"""

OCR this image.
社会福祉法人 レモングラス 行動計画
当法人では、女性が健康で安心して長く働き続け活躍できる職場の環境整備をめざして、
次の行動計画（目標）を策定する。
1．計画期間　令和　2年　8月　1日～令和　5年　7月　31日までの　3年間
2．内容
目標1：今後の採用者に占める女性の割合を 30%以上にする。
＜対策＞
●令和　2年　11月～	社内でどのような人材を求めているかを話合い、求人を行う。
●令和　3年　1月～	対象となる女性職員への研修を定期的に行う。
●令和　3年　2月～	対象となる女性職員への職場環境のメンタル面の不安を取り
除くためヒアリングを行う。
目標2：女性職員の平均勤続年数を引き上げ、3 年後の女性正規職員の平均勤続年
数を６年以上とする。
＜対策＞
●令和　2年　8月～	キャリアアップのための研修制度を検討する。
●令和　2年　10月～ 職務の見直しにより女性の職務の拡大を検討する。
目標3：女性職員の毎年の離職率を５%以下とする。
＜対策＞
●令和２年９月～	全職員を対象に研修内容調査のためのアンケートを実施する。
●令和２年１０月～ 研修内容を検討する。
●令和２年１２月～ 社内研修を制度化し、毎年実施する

"""
"""

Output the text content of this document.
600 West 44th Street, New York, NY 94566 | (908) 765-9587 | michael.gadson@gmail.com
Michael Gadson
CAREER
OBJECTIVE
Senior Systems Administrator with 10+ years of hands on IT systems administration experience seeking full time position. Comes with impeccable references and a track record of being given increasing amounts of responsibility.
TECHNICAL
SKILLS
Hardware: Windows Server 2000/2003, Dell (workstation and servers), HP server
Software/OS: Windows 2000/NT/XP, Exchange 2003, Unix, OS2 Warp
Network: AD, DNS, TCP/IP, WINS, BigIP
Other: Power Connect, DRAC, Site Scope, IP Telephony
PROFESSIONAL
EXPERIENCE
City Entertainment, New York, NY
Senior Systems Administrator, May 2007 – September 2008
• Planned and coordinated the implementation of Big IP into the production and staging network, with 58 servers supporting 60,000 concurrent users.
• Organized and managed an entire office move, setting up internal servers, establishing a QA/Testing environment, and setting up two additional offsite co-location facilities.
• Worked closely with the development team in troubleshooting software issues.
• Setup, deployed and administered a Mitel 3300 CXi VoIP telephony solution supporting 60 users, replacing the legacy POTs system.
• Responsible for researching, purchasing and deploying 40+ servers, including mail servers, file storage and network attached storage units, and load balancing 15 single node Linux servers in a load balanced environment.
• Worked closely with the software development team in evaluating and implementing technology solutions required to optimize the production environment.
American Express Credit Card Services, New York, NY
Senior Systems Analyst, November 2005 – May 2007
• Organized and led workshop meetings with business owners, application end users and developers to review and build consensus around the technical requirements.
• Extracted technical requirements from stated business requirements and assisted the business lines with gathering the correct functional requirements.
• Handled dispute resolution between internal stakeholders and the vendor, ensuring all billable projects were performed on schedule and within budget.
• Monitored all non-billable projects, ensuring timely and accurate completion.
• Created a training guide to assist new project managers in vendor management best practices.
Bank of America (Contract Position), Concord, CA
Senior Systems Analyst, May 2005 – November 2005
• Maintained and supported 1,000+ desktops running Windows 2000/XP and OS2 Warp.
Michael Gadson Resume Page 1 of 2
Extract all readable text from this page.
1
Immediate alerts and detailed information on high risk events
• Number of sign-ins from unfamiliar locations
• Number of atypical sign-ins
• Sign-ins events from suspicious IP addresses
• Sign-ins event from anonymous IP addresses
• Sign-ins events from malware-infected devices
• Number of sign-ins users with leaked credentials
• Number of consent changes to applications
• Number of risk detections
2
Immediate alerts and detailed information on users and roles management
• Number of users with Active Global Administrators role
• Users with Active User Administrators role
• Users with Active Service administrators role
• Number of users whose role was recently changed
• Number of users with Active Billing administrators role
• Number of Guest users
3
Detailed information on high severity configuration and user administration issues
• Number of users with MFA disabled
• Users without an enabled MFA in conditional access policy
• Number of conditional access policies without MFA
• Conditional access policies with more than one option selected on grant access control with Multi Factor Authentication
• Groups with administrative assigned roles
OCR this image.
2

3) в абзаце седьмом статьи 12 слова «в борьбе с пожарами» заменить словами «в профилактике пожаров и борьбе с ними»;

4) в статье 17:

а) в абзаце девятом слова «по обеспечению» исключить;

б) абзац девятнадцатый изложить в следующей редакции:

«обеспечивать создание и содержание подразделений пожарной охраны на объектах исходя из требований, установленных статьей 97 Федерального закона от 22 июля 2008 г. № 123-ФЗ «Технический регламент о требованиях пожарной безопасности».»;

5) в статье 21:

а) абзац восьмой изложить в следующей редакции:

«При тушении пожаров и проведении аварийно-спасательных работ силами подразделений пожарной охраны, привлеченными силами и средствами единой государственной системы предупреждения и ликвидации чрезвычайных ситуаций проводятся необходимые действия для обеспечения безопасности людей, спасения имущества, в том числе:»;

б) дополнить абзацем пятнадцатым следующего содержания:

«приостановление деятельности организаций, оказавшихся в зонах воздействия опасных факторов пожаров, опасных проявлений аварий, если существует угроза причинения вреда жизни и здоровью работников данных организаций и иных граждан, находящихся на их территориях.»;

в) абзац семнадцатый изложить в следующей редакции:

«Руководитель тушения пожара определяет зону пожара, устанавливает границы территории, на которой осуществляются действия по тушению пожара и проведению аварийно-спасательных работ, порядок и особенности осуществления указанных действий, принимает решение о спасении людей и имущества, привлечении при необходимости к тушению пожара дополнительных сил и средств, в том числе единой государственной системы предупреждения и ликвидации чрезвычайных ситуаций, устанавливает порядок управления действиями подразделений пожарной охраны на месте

"""
"""

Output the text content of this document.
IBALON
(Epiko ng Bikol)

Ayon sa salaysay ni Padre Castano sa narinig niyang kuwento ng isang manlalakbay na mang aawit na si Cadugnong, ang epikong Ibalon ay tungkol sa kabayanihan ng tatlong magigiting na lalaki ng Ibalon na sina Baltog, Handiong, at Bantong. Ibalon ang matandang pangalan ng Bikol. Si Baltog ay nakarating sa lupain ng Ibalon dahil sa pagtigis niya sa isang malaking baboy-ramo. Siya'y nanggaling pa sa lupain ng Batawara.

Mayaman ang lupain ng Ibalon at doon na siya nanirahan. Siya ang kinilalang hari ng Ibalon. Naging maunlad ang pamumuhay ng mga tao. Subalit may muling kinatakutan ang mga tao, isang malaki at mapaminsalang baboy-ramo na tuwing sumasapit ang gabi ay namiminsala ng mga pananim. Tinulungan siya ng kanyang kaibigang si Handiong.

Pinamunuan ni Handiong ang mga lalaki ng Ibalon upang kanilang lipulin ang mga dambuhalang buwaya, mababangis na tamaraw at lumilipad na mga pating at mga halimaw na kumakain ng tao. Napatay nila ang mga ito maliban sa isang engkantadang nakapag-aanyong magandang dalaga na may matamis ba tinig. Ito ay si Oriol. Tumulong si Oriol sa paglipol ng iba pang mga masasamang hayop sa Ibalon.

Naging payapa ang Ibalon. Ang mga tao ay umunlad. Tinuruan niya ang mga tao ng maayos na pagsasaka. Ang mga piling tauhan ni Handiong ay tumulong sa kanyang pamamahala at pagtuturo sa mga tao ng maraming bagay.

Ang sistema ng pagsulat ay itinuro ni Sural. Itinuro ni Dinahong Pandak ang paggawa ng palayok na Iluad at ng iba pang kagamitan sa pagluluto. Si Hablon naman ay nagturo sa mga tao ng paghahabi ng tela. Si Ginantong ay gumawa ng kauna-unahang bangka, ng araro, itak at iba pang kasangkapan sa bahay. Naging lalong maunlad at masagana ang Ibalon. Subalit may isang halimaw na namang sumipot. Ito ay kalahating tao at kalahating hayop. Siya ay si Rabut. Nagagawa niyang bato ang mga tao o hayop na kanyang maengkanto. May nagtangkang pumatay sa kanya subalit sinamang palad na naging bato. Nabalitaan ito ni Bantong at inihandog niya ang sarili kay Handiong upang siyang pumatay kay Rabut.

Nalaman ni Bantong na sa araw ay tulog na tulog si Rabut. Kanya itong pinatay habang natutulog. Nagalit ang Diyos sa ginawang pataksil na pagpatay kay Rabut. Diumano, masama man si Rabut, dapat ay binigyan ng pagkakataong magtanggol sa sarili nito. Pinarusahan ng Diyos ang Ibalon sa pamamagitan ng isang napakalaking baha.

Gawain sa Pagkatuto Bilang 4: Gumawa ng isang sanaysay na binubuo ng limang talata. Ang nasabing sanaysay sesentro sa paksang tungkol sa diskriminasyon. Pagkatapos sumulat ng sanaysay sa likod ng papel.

"""

Your objective -> On how many lines does the word "requirements" appear? Answer with only the number.

The completed task -> 2